Go through the records underneath and write each one out again exactly.
══════
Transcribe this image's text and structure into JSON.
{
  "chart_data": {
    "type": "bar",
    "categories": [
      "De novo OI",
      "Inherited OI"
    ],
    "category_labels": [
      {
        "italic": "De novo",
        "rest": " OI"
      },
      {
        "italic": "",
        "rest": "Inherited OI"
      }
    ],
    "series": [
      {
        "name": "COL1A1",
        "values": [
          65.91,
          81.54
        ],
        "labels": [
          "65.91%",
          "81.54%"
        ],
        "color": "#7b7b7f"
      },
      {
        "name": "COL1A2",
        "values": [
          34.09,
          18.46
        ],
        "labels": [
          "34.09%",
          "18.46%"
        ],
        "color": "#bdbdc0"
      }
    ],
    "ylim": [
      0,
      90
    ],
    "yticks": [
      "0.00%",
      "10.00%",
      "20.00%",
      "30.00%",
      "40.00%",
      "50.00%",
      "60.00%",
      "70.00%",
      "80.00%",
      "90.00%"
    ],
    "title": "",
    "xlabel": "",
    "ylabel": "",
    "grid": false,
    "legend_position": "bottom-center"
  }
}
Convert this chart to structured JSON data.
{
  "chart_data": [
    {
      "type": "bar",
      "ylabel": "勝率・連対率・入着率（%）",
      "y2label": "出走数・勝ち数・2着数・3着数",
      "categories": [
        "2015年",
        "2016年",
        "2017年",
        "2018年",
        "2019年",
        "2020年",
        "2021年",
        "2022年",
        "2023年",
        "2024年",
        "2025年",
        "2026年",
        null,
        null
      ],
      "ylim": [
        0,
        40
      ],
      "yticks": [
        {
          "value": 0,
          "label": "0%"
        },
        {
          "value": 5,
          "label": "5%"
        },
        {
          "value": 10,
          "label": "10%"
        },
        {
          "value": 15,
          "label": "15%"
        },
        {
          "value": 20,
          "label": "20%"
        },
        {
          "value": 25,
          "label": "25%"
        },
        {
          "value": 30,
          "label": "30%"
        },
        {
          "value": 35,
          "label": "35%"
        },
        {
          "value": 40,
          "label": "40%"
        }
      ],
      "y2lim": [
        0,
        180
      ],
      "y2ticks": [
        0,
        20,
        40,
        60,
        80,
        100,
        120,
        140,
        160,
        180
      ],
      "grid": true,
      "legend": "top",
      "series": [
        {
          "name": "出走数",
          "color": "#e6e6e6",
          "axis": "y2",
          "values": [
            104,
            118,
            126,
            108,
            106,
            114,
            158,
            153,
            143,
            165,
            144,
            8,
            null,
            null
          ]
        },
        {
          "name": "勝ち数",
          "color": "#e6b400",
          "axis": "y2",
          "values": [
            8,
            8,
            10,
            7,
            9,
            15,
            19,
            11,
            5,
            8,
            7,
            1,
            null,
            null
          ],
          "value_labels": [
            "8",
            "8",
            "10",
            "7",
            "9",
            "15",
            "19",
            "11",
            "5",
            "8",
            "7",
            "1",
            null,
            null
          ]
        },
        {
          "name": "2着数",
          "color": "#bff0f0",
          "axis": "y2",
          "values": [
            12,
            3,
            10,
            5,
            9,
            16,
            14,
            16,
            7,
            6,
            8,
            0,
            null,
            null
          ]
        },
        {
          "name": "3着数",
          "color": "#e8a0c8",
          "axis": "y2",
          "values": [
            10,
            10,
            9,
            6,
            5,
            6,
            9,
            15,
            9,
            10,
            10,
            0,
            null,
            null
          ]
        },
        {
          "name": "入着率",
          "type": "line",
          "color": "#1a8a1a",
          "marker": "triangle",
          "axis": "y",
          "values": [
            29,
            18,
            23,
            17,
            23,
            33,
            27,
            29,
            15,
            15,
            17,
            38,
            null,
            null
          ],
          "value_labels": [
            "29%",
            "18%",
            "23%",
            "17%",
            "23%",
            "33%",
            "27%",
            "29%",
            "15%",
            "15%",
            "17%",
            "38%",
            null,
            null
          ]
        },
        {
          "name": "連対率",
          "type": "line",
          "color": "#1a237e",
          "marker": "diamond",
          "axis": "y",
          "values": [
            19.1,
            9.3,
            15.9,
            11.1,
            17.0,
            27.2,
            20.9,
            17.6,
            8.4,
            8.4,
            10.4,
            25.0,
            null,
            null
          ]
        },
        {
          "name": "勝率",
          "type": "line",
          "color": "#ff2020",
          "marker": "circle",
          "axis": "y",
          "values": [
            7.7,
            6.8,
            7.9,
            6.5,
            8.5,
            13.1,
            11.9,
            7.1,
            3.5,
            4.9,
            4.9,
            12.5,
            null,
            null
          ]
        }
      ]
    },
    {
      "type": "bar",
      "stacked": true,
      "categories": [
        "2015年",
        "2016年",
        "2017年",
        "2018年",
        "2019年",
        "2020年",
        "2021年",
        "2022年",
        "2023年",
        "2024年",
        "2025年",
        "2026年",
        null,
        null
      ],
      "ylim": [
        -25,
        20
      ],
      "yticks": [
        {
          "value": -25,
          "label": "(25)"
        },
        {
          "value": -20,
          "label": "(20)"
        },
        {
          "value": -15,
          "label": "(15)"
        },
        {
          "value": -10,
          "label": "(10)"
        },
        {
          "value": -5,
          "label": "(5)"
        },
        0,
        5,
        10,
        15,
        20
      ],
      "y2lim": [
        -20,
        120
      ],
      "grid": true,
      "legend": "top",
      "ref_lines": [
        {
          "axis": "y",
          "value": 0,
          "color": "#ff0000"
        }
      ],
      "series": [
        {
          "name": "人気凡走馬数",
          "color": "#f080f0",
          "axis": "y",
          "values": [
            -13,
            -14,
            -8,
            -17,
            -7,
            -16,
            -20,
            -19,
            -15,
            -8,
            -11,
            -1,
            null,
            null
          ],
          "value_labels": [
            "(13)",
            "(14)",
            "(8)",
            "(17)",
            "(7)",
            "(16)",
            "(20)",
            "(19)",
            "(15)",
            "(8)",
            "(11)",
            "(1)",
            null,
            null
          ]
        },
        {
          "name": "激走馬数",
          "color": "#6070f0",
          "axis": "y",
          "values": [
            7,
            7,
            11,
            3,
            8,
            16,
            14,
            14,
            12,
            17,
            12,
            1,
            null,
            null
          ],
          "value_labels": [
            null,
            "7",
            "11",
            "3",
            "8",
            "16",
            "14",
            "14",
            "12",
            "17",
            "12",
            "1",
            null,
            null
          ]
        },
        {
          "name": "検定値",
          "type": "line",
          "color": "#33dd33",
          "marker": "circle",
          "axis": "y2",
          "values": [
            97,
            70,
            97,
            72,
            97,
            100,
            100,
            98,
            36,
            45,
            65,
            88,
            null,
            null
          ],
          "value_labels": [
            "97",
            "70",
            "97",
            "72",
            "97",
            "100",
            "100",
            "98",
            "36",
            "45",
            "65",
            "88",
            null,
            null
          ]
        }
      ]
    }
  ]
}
══════
- Written response
Transcribe this image's text and structure into JSON.
{
  "chart_data": {
    "type": "bar",
    "categories": [
      "De novo OI",
      "Inherited OI"
    ],
    "category_labels": [
      {
        "italic": "De novo",
        "rest": " OI"
      },
      {
        "italic": "",
        "rest": "Inherited OI"
      }
    ],
    "series": [
      {
        "name": "COL1A1",
        "values": [
          65.91,
          81.54
        ],
        "labels": [
          "65.91%",
          "81.54%"
        ],
        "color": "#7b7b7f"
      },
      {
        "name": "COL1A2",
        "values": [
          34.09,
          18.46
        ],
        "labels": [
          "34.09%",
          "18.46%"
        ],
        "color": "#bdbdc0"
      }
    ],
    "ylim": [
      0,
      90
    ],
    "yticks": [
      "0.00%",
      "10.00%",
      "20.00%",
      "30.00%",
      "40.00%",
      "50.00%",
      "60.00%",
      "70.00%",
      "80.00%",
      "90.00%"
    ],
    "title": "",
    "xlabel": "",
    "ylabel": "",
    "grid": false,
    "legend_position": "bottom-center"
  }
}
Convert this chart to structured JSON data.
{
  "chart_data": [
    {
      "type": "bar",
      "ylabel": "勝率・連対率・入着率（%）",
      "y2label": "出走数・勝ち数・2着数・3着数",
      "categories": [
        "2015年",
        "2016年",
        "2017年",
        "2018年",
        "2019年",
        "2020年",
        "2021年",
        "2022年",
        "2023年",
        "2024年",
        "2025年",
        "2026年",
        null,
        null
      ],
      "ylim": [
        0,
        40
      ],
      "yticks": [
        {
          "value": 0,
          "label": "0%"
        },
        {
          "value": 5,
          "label": "5%"
        },
        {
          "value": 10,
          "label": "10%"
        },
        {
          "value": 15,
          "label": "15%"
        },
        {
          "value": 20,
          "label": "20%"
        },
        {
          "value": 25,
          "label": "25%"
        },
        {
          "value": 30,
          "label": "30%"
        },
        {
          "value": 35,
          "label": "35%"
        },
        {
          "value": 40,
          "label": "40%"
        }
      ],
      "y2lim": [
        0,
        180
      ],
      "y2ticks": [
        0,
        20,
        40,
        60,
        80,
        100,
        120,
        140,
        160,
        180
      ],
      "grid": true,
      "legend": "top",
      "series": [
        {
          "name": "出走数",
          "color": "#e6e6e6",
          "axis": "y2",
          "values": [
            104,
            118,
            126,
            108,
            106,
            114,
            158,
            153,
            143,
            165,
            144,
            8,
            null,
            null
          ]
        },
        {
          "name": "勝ち数",
          "color": "#e6b400",
          "axis": "y2",
          "values": [
            8,
            8,
            10,
            7,
            9,
            15,
            19,
            11,
            5,
            8,
            7,
            1,
            null,
            null
          ],
          "value_labels": [
            "8",
            "8",
            "10",
            "7",
            "9",
            "15",
            "19",
            "11",
            "5",
            "8",
            "7",
            "1",
            null,
            null
          ]
        },
        {
          "name": "2着数",
          "color": "#bff0f0",
          "axis": "y2",
          "values": [
            12,
            3,
            10,
            5,
            9,
            16,
            14,
            16,
            7,
            6,
            8,
            0,
            null,
            null
          ]
        },
        {
          "name": "3着数",
          "color": "#e8a0c8",
          "axis": "y2",
          "values": [
            10,
            10,
            9,
            6,
            5,
            6,
            9,
            15,
            9,
            10,
            10,
            0,
            null,
            null
          ]
        },
        {
          "name": "入着率",
          "type": "line",
          "color": "#1a8a1a",
          "marker": "triangle",
          "axis": "y",
          "values": [
            29,
            18,
            23,
            17,
            23,
            33,
            27,
            29,
            15,
            15,
            17,
            38,
            null,
            null
          ],
          "value_labels": [
            "29%",
            "18%",
            "23%",
            "17%",
            "23%",
            "33%",
            "27%",
            "29%",
            "15%",
            "15%",
            "17%",
            "38%",
            null,
            null
          ]
        },
        {
          "name": "連対率",
          "type": "line",
          "color": "#1a237e",
          "marker": "diamond",
          "axis": "y",
          "values": [
            19.1,
            9.3,
            15.9,
            11.1,
            17.0,
            27.2,
            20.9,
            17.6,
            8.4,
            8.4,
            10.4,
            25.0,
            null,
            null
          ]
        },
        {
          "name": "勝率",
          "type": "line",
          "color": "#ff2020",
          "marker": "circle",
          "axis": "y",
          "values": [
            7.7,
            6.8,
            7.9,
            6.5,
            8.5,
            13.1,
            11.9,
            7.1,
            3.5,
            4.9,
            4.9,
            12.5,
            null,
            null
          ]
        }
      ]
    },
    {
      "type": "bar",
      "stacked": true,
      "categories": [
        "2015年",
        "2016年",
        "2017年",
        "2018年",
        "2019年",
        "2020年",
        "2021年",
        "2022年",
        "2023年",
        "2024年",
        "2025年",
        "2026年",
        null,
        null
      ],
      "ylim": [
        -25,
        20
      ],
      "yticks": [
        {
          "value": -25,
          "label": "(25)"
        },
        {
          "value": -20,
          "label": "(20)"
        },
        {
          "value": -15,
          "label": "(15)"
        },
        {
          "value": -10,
          "label": "(10)"
        },
        {
          "value": -5,
          "label": "(5)"
        },
        0,
        5,
        10,
        15,
        20
      ],
      "y2lim": [
        -20,
        120
      ],
      "grid": true,
      "legend": "top",
      "ref_lines": [
        {
          "axis": "y",
          "value": 0,
          "color": "#ff0000"
        }
      ],
      "series": [
        {
          "name": "人気凡走馬数",
          "color": "#f080f0",
          "axis": "y",
          "values": [
            -13,
            -14,
            -8,
            -17,
            -7,
            -16,
            -20,
            -19,
            -15,
            -8,
            -11,
            -1,
            null,
            null
          ],
          "value_labels": [
            "(13)",
            "(14)",
            "(8)",
            "(17)",
            "(7)",
            "(16)",
            "(20)",
            "(19)",
            "(15)",
            "(8)",
            "(11)",
            "(1)",
            null,
            null
          ]
        },
        {
          "name": "激走馬数",
          "color": "#6070f0",
          "axis": "y",
          "values": [
            7,
            7,
            11,
            3,
            8,
            16,
            14,
            14,
            12,
            17,
            12,
            1,
            null,
            null
          ],
          "value_labels": [
            null,
            "7",
            "11",
            "3",
            "8",
            "16",
            "14",
            "14",
            "12",
            "17",
            "12",
            "1",
            null,
            null
          ]
        },
        {
          "name": "検定値",
          "type": "line",
          "color": "#33dd33",
          "marker": "circle",
          "axis": "y2",
          "values": [
            97,
            70,
            97,
            72,
            97,
            100,
            100,
            98,
            36,
            45,
            65,
            88,
            null,
            null
          ],
          "value_labels": [
            "97",
            "70",
            "97",
            "72",
            "97",
            "100",
            "100",
            "98",
            "36",
            "45",
            "65",
            "88",
            null,
            null
          ]
        }
      ]
    }
  ]
}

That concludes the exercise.